▶ **THE REQUEST**: Will you give every entry again exactly as it stands?

----------------

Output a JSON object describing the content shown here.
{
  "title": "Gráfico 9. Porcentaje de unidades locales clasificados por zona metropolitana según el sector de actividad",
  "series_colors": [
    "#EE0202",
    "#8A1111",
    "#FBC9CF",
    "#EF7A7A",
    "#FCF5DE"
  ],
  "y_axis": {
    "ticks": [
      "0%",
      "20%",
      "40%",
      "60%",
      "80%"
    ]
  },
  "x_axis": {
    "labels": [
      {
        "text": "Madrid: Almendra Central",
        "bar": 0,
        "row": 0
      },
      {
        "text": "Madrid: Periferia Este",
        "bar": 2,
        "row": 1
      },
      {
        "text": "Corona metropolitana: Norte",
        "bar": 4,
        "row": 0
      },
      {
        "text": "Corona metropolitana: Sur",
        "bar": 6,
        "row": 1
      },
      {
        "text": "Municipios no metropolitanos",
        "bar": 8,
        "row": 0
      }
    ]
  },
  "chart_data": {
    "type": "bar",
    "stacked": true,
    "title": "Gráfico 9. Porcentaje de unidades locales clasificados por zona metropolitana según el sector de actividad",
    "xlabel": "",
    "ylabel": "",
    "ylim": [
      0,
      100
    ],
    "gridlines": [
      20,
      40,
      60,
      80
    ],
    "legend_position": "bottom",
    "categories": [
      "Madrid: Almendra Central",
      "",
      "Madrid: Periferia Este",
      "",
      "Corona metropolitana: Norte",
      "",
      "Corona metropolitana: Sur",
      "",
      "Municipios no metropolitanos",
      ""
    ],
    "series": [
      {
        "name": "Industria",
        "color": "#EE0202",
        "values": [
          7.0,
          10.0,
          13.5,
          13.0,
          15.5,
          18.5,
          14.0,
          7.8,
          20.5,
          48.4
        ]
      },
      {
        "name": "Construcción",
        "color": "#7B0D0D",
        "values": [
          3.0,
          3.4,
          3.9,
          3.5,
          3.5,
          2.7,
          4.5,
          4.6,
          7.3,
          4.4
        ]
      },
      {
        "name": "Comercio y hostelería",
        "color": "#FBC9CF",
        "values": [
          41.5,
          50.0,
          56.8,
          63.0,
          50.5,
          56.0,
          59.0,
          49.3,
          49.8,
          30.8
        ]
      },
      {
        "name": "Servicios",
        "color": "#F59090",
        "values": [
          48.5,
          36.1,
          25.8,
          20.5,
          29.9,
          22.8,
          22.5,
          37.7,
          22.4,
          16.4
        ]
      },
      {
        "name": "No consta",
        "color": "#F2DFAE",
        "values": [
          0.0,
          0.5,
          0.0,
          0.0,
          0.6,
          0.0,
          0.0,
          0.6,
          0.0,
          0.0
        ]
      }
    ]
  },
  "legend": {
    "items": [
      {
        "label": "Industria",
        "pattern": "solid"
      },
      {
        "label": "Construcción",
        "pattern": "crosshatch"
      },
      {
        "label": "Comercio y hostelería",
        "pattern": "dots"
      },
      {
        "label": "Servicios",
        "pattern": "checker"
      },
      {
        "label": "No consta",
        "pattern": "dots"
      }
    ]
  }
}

----------------

▶ **OUTPUT FOR THIS EXERCISE**:
Output a JSON object describing the content shown here.
{
  "title": "Gráfico 9. Porcentaje de unidades locales clasificados por zona metropolitana según el sector de actividad",
  "series_colors": [
    "#EE0202",
    "#8A1111",
    "#FBC9CF",
    "#EF7A7A",
    "#FCF5DE"
  ],
  "y_axis": {
    "ticks": [
      "0%",
      "20%",
      "40%",
      "60%",
      "80%"
    ]
  },
  "x_axis": {
    "labels": [
      {
        "text": "Madrid: Almendra Central",
        "bar": 0,
        "row": 0
      },
      {
        "text": "Madrid: Periferia Este",
        "bar": 2,
        "row": 1
      },
      {
        "text": "Corona metropolitana: Norte",
        "bar": 4,
        "row": 0
      },
      {
        "text": "Corona metropolitana: Sur",
        "bar": 6,
        "row": 1
      },
      {
        "text": "Municipios no metropolitanos",
        "bar": 8,
        "row": 0
      }
    ]
  },
  "chart_data": {
    "type": "bar",
    "stacked": true,
    "title": "Gráfico 9. Porcentaje de unidades locales clasificados por zona metropolitana según el sector de actividad",
    "xlabel": "",
    "ylabel": "",
    "ylim": [
      0,
      100
    ],
    "gridlines": [
      20,
      40,
      60,
      80
    ],
    "legend_position": "bottom",
    "categories": [
      "Madrid: Almendra Central",
      "",
      "Madrid: Periferia Este",
      "",
      "Corona metropolitana: Norte",
      "",
      "Corona metropolitana: Sur",
      "",
      "Municipios no metropolitanos",
      ""
    ],
    "series": [
      {
        "name": "Industria",
        "color": "#EE0202",
        "values": [
          7.0,
          10.0,
          13.5,
          13.0,
          15.5,
          18.5,
          14.0,
          7.8,
          20.5,
          48.4
        ]
      },
      {
        "name": "Construcción",
        "color": "#7B0D0D",
        "values": [
          3.0,
          3.4,
          3.9,
          3.5,
          3.5,
          2.7,
          4.5,
          4.6,
          7.3,
          4.4
        ]
      },
      {
        "name": "Comercio y hostelería",
        "color": "#FBC9CF",
        "values": [
          41.5,
          50.0,
          56.8,
          63.0,
          50.5,
          56.0,
          59.0,
          49.3,
          49.8,
          30.8
        ]
      },
      {
        "name": "Servicios",
        "color": "#F59090",
        "values": [
          48.5,
          36.1,
          25.8,
          20.5,
          29.9,
          22.8,
          22.5,
          37.7,
          22.4,
          16.4
        ]
      },
      {
        "name": "No consta",
        "color": "#F2DFAE",
        "values": [
          0.0,
          0.5,
          0.0,
          0.0,
          0.6,
          0.0,
          0.0,
          0.6,
          0.0,
          0.0
        ]
      }
    ]
  },
  "legend": {
    "items": [
      {
        "label": "Industria",
        "pattern": "solid"
      },
      {
        "label": "Construcción",
        "pattern": "crosshatch"
      },
      {
        "label": "Comercio y hostelería",
        "pattern": "dots"
      },
      {
        "label": "Servicios",
        "pattern": "checker"
      },
      {
        "label": "No consta",
        "pattern": "dots"
      }
    ]
  }
}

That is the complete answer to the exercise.